(Lines of data)
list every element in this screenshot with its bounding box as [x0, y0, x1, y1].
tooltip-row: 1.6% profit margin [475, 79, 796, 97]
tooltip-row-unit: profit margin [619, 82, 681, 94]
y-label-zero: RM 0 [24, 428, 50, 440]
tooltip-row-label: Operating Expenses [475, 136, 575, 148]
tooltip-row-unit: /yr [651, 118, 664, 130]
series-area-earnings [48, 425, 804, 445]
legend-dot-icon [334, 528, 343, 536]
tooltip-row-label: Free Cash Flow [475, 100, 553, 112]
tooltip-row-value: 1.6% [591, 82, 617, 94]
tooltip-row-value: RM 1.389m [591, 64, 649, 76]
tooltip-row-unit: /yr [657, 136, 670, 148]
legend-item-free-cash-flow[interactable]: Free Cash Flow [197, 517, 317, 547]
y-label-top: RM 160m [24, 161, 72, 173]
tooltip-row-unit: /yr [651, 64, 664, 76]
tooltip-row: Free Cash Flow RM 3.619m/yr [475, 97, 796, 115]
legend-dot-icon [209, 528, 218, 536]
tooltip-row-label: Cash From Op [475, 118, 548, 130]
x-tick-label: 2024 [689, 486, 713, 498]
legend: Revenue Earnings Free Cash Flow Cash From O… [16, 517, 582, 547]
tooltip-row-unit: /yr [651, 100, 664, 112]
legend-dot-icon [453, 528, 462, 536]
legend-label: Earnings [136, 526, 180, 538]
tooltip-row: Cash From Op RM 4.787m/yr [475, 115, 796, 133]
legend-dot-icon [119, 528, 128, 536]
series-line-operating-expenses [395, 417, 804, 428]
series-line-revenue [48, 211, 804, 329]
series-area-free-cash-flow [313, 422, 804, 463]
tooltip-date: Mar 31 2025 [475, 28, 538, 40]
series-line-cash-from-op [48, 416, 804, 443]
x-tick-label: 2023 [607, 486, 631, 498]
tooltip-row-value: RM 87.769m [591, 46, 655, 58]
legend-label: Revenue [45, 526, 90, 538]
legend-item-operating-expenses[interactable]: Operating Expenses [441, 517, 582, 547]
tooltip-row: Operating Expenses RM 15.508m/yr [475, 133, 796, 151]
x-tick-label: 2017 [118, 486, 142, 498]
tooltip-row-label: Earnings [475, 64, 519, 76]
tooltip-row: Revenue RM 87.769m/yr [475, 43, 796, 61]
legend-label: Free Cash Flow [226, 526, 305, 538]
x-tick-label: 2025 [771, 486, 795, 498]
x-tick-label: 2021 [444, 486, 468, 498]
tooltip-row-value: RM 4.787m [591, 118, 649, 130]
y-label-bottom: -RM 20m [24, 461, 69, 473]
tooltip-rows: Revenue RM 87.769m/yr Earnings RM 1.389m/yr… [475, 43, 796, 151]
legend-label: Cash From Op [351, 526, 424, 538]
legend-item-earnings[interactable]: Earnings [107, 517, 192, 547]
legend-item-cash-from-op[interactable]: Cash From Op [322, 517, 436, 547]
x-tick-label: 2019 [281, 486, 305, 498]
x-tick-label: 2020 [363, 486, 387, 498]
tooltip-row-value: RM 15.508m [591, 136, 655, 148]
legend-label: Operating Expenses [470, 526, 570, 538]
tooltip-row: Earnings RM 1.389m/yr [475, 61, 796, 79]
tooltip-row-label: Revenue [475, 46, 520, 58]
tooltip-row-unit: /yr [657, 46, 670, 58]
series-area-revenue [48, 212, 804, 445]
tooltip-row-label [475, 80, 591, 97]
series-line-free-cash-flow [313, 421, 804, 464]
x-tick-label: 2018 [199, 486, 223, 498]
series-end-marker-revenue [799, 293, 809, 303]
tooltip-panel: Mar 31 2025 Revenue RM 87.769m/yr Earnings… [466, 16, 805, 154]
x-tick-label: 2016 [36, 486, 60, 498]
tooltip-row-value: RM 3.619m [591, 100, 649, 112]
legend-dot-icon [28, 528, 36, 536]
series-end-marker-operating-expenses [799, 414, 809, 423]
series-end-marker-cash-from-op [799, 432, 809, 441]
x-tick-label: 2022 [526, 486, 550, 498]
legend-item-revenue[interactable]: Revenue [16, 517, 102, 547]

● **WRITTEN REQUEST**: Format the records above as a JSON list of strings, one string per line, with blank lines omitted. Start at the first line of the records and stop after the line that contains "tooltip-row-value: RM 1.389m".

● **SOLVED EXERCISE**:
[
  "list every element in this screenshot with its bounding box as [x0, y0, x1, y1].",
  "tooltip-row: 1.6% profit margin [475, 79, 796, 97]",
  "tooltip-row-unit: profit margin [619, 82, 681, 94]",
  "y-label-zero: RM 0 [24, 428, 50, 440]",
  "tooltip-row-label: Operating Expenses [475, 136, 575, 148]",
  "tooltip-row-unit: /yr [651, 118, 664, 130]",
  "series-area-earnings [48, 425, 804, 445]",
  "legend-dot-icon [334, 528, 343, 536]",
  "tooltip-row-label: Free Cash Flow [475, 100, 553, 112]",
  "tooltip-row-value: 1.6% [591, 82, 617, 94]",
  "tooltip-row-value: RM 1.389m [591, 64, 649, 76]"
]